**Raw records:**
[start]

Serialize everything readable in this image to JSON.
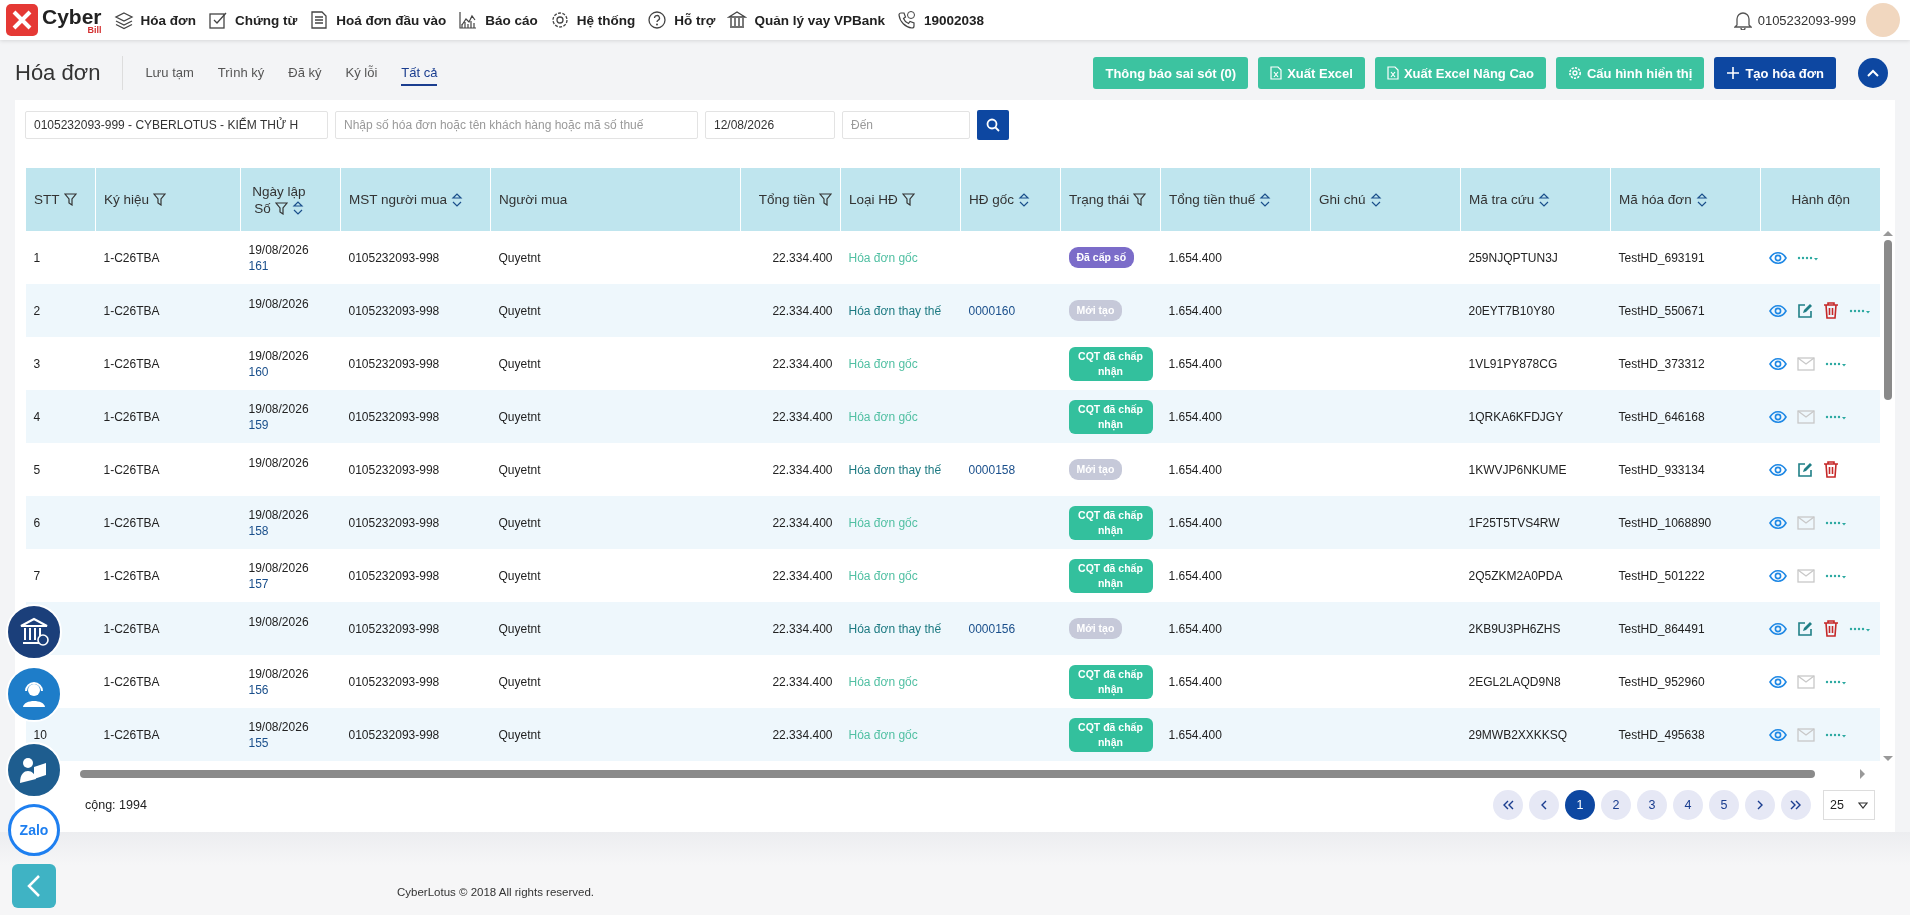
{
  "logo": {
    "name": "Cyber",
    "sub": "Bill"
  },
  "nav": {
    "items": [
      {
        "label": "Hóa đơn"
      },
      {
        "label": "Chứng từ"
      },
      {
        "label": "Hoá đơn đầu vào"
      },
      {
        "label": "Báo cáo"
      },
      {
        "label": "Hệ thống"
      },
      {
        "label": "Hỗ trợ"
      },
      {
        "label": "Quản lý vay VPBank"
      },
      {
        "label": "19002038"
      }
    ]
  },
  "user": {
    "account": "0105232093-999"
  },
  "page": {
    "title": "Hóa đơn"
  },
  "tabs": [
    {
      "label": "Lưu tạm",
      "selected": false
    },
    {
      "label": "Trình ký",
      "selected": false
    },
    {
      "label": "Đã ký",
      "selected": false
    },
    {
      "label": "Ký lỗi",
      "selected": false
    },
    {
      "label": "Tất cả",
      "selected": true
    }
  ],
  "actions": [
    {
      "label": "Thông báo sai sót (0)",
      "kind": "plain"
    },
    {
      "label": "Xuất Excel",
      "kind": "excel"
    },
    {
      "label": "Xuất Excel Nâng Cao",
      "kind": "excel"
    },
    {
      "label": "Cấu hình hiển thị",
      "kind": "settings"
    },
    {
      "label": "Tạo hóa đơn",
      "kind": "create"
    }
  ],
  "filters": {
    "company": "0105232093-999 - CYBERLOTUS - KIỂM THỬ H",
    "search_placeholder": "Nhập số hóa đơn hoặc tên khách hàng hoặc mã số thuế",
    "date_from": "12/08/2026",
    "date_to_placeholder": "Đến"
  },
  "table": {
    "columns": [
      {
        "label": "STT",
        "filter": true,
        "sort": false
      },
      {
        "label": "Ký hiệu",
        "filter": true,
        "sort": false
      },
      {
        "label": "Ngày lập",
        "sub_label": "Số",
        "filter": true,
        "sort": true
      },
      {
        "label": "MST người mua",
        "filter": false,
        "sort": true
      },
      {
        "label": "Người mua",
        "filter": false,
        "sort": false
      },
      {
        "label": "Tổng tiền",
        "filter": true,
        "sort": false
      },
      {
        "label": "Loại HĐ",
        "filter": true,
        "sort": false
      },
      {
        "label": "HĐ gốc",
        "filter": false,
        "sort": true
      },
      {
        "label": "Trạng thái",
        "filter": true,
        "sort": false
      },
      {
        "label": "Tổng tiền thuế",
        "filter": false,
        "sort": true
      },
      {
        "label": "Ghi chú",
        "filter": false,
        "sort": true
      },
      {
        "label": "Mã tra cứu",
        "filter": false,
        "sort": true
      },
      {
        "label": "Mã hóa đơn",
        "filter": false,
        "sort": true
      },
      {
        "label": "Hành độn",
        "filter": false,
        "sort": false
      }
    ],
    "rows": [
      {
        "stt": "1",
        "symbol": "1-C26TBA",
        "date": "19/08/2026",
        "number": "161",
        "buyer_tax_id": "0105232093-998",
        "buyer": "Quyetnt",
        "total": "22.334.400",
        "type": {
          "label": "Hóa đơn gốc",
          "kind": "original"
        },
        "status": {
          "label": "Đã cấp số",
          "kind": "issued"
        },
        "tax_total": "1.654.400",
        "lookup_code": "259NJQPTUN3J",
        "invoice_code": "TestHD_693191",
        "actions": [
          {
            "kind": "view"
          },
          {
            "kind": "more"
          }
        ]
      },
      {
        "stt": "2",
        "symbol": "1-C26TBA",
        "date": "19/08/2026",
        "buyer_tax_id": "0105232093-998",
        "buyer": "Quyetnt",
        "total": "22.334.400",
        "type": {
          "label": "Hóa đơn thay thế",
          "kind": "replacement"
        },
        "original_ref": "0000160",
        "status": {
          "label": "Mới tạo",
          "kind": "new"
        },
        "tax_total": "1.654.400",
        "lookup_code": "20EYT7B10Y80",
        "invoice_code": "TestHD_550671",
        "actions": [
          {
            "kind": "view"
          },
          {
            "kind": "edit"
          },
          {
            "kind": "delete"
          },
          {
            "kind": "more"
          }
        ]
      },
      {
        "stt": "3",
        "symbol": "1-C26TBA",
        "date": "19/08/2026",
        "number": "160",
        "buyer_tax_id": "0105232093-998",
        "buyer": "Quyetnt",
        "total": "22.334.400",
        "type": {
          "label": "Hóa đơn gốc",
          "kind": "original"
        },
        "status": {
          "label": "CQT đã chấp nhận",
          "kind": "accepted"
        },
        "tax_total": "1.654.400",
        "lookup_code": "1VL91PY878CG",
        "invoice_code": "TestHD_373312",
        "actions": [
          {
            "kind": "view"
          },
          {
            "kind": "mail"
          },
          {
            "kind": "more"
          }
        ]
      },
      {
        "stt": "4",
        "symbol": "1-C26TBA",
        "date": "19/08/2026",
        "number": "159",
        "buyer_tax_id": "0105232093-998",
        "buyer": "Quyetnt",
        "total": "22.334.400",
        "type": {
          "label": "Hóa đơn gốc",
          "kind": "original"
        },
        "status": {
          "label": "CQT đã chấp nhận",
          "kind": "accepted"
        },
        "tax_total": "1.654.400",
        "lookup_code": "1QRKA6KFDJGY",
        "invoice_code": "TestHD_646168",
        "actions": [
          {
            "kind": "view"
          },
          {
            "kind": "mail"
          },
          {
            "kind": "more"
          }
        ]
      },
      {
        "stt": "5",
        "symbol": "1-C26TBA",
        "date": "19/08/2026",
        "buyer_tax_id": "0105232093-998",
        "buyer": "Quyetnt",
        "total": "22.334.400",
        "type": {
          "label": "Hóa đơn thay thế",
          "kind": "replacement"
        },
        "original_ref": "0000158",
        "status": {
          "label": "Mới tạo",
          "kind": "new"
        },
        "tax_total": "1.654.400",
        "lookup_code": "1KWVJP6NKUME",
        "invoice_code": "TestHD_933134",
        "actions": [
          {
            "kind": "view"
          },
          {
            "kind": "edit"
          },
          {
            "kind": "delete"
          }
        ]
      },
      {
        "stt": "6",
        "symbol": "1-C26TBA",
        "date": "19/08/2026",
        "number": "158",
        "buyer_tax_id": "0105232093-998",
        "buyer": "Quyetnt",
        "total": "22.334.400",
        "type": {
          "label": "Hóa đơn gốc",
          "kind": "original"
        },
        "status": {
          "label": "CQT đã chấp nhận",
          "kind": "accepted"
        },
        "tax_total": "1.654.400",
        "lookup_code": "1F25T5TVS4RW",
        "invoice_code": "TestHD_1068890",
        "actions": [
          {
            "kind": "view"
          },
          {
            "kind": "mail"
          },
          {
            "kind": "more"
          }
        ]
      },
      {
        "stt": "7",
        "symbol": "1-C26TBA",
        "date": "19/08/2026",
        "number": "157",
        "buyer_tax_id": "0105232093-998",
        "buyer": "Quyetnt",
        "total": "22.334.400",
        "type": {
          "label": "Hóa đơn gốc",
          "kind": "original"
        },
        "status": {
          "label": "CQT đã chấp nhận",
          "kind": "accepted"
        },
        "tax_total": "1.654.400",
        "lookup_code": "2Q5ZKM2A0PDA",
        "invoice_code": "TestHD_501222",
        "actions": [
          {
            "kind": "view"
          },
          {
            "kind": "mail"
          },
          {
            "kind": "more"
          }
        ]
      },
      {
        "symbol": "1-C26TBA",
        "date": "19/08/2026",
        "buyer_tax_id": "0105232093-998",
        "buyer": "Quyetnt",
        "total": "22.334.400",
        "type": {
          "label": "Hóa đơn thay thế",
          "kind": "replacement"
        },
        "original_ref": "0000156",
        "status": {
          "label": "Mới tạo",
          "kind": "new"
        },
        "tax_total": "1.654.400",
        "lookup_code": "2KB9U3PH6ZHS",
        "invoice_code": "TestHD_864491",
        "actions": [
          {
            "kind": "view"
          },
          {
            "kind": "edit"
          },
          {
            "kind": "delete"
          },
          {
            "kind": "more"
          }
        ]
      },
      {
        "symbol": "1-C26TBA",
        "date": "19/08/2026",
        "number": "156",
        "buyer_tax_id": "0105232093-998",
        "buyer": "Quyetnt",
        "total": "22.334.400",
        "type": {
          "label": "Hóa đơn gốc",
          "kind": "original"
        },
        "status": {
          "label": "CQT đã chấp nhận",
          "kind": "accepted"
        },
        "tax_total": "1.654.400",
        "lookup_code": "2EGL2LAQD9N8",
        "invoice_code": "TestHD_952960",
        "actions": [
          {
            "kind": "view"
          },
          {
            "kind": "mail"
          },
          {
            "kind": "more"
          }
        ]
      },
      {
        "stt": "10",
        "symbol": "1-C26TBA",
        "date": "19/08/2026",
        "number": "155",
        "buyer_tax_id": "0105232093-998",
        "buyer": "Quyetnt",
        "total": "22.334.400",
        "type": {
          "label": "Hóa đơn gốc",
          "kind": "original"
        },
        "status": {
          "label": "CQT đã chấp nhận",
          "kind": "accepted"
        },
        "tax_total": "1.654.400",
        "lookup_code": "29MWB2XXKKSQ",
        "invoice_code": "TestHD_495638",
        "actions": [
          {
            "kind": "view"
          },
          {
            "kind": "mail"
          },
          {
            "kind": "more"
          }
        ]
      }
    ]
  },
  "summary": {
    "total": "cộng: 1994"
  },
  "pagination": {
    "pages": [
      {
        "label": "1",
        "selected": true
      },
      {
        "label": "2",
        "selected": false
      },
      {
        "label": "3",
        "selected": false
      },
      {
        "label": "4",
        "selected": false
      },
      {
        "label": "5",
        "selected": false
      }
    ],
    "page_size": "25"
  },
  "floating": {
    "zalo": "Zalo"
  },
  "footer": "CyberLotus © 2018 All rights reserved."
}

[end]

**GIVEN TASK:** List each line of the records that holds the string "Tổng".

**ANSWER TO THE EXERCISE:**
        "label": "Tổng tiền",
        "label": "Tổng tiền thuế",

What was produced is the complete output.